_TASK DIRECTIONS_: Skip the pictures and extract all of the lines exactly as written.

_MATERIAL FOR THE TASK_:
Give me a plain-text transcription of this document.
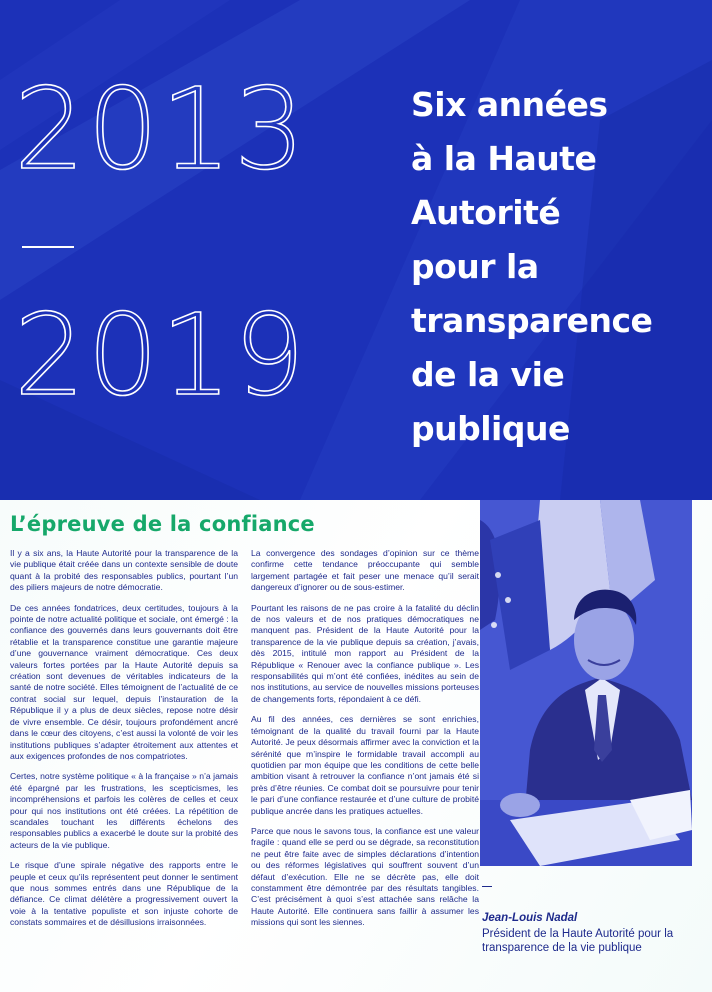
2013
2019
Six années
à la Haute
Autorité
pour la
transparence
de la vie
publique
L’épreuve de la confiance

Il y a six ans, la Haute Autorité pour la transparence de la vie publique était créée dans un contexte sensible de doute quant à la probité des responsables publics, pourtant l’un des piliers majeurs de notre démocratie.

De ces années fondatrices, deux certitudes, toujours à la pointe de notre actualité politique et sociale, ont émergé : la confiance des gouvernés dans leurs gouvernants doit être rétablie et la transparence constitue une garantie majeure d’une gouvernance vraiment démocratique. Ces deux valeurs fortes portées par la Haute Autorité depuis sa création sont devenues de véritables indicateurs de la santé de notre société. Elles témoignent de l’actualité de ce contrat social sur lequel, depuis l’instauration de la République il y a plus de deux siècles, repose notre désir de vivre ensemble. Ce désir, toujours profondément ancré dans le cœur des citoyens, c’est aussi la volonté de voir les institutions publiques s’adapter étroitement aux attentes et aux exigences profondes de nos compatriotes.

Certes, notre système politique « à la française » n’a jamais été épargné par les frustrations, les scepticismes, les incompréhensions et parfois les colères de celles et ceux pour qui nos institutions ont été créées. La répétition de scandales touchant les différents échelons des responsables publics a exacerbé le doute sur la probité des acteurs de la vie publique.

Le risque d’une spirale négative des rapports entre le peuple et ceux qu’ils représentent peut donner le sentiment que nous sommes entrés dans une République de la défiance. Ce climat délétère a progressivement ouvert la voie à la tentative populiste et son injuste cohorte de constats sommaires et de désillusions irraisonnées.

La convergence des sondages d’opinion sur ce thème confirme cette tendance préoccupante qui semble largement partagée et fait peser une menace qu’il serait dangereux d’ignorer ou de sous-estimer.

Pourtant les raisons de ne pas croire à la fatalité du déclin de nos valeurs et de nos pratiques démocratiques ne manquent pas. Président de la Haute Autorité pour la transparence de la vie publique depuis sa création, j’avais, dès 2015, intitulé mon rapport au Président de la République « Renouer avec la confiance publique ». Les responsabilités qui m’ont été confiées, inédites au sein de nos institutions, au service de nouvelles missions porteuses de changements forts, répondaient à ce défi.

Au fil des années, ces dernières se sont enrichies, témoignant de la qualité du travail fourni par la Haute Autorité. Je peux désormais affirmer avec la conviction et la sérénité que m’inspire le formidable travail accompli au quotidien par mon équipe que les conditions de cette belle ambition visant à retrouver la confiance n’ont jamais été si près d’être réunies. Ce combat doit se poursuivre pour tenir le pari d’une confiance restaurée et d’une culture de probité publique ancrée dans les pratiques actuelles.

Parce que nous le savons tous, la confiance est une valeur fragile : quand elle se perd ou se dégrade, sa reconstitution ne peut être faite avec de simples déclarations d’intention ou des réformes législatives qui souffrent souvent d’un défaut d’exécution. Elle ne se décrète pas, elle doit constamment être démontrée par des résultats tangibles. C’est précisément à quoi s’est attachée sans relâche la Haute Autorité. Elle continuera sans faillir à assumer les missions qui sont les siennes.	Jean-Louis Nadal
Président de la Haute Autorité pour la transparence de la vie publique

_EXPECTED ANSWER_:
Give me a plain-text transcription of this document.
2013
2019
Six années
à la Haute
Autorité
pour la
transparence
de la vie
publique
L’épreuve de la confiance

Il y a six ans, la Haute Autorité pour la transparence de la vie publique était créée dans un contexte sensible de doute quant à la probité des responsables publics, pourtant l’un des piliers majeurs de notre démocratie.

De ces années fondatrices, deux certitudes, toujours à la pointe de notre actualité politique et sociale, ont émergé : la confiance des gouvernés dans leurs gouvernants doit être rétablie et la transparence constitue une garantie majeure d’une gouvernance vraiment démocratique. Ces deux valeurs fortes portées par la Haute Autorité depuis sa création sont devenues de véritables indicateurs de la santé de notre société. Elles témoignent de l’actualité de ce contrat social sur lequel, depuis l’instauration de la République il y a plus de deux siècles, repose notre désir de vivre ensemble. Ce désir, toujours profondément ancré dans le cœur des citoyens, c’est aussi la volonté de voir les institutions publiques s’adapter étroitement aux attentes et aux exigences profondes de nos compatriotes.

Certes, notre système politique « à la française » n’a jamais été épargné par les frustrations, les scepticismes, les incompréhensions et parfois les colères de celles et ceux pour qui nos institutions ont été créées. La répétition de scandales touchant les différents échelons des responsables publics a exacerbé le doute sur la probité des acteurs de la vie publique.

Le risque d’une spirale négative des rapports entre le peuple et ceux qu’ils représentent peut donner le sentiment que nous sommes entrés dans une République de la défiance. Ce climat délétère a progressivement ouvert la voie à la tentative populiste et son injuste cohorte de constats sommaires et de désillusions irraisonnées.

La convergence des sondages d’opinion sur ce thème confirme cette tendance préoccupante qui semble largement partagée et fait peser une menace qu’il serait dangereux d’ignorer ou de sous-estimer.

Pourtant les raisons de ne pas croire à la fatalité du déclin de nos valeurs et de nos pratiques démocratiques ne manquent pas. Président de la Haute Autorité pour la transparence de la vie publique depuis sa création, j’avais, dès 2015, intitulé mon rapport au Président de la République « Renouer avec la confiance publique ». Les responsabilités qui m’ont été confiées, inédites au sein de nos institutions, au service de nouvelles missions porteuses de changements forts, répondaient à ce défi.

Au fil des années, ces dernières se sont enrichies, témoignant de la qualité du travail fourni par la Haute Autorité. Je peux désormais affirmer avec la conviction et la sérénité que m’inspire le formidable travail accompli au quotidien par mon équipe que les conditions de cette belle ambition visant à retrouver la confiance n’ont jamais été si près d’être réunies. Ce combat doit se poursuivre pour tenir le pari d’une confiance restaurée et d’une culture de probité publique ancrée dans les pratiques actuelles.

Parce que nous le savons tous, la confiance est une valeur fragile : quand elle se perd ou se dégrade, sa reconstitution ne peut être faite avec de simples déclarations d’intention ou des réformes législatives qui souffrent souvent d’un défaut d’exécution. Elle ne se décrète pas, elle doit constamment être démontrée par des résultats tangibles. C’est précisément à quoi s’est attachée sans relâche la Haute Autorité. Elle continuera sans faillir à assumer les missions qui sont les siennes.	Jean-Louis Nadal
Président de la Haute Autorité pour la transparence de la vie publique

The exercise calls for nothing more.